[Given task]:
Gather each line in the entries that includes the string "name".

[Exercise data]:
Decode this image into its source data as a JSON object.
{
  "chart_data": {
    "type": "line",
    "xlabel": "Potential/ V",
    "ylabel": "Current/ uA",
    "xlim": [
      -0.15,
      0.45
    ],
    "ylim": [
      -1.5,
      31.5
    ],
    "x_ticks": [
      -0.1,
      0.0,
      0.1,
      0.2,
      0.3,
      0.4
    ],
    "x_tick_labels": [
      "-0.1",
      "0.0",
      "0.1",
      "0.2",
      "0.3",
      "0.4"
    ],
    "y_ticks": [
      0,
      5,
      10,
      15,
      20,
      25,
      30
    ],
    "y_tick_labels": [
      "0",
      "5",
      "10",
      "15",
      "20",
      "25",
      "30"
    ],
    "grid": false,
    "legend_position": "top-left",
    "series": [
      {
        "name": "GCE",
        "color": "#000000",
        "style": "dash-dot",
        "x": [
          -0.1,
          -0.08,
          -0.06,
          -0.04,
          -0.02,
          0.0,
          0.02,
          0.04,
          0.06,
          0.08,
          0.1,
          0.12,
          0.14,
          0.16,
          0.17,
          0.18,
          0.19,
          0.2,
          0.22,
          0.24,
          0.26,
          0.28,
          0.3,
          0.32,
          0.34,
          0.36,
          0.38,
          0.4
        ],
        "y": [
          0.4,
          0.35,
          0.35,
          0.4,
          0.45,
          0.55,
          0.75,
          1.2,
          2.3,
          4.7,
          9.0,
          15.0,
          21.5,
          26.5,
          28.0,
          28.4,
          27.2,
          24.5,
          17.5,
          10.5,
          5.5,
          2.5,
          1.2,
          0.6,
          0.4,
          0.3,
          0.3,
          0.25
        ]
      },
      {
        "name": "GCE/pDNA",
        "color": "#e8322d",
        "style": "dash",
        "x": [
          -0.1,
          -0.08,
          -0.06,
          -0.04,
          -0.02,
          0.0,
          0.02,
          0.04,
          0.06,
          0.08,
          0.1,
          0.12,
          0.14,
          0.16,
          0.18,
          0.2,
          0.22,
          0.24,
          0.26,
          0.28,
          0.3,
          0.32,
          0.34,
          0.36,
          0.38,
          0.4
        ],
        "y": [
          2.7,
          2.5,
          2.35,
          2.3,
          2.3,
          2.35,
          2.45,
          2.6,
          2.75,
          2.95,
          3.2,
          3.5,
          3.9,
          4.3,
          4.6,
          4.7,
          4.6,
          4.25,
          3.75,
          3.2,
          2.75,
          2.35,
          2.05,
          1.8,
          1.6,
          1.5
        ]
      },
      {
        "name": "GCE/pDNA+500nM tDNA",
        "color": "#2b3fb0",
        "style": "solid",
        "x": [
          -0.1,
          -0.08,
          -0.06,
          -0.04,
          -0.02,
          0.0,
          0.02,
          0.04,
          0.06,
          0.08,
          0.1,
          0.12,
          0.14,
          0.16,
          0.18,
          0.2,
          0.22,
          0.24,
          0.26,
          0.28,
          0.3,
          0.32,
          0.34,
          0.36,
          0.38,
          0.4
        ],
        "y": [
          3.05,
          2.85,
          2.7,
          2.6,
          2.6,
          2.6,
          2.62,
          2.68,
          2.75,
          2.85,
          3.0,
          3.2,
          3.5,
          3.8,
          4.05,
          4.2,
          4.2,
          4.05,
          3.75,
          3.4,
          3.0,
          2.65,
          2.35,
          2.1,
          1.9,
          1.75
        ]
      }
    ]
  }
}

[Result]:
        "name": "GCE",
        "name": "GCE/pDNA",
        "name": "GCE/pDNA+500nM tDNA",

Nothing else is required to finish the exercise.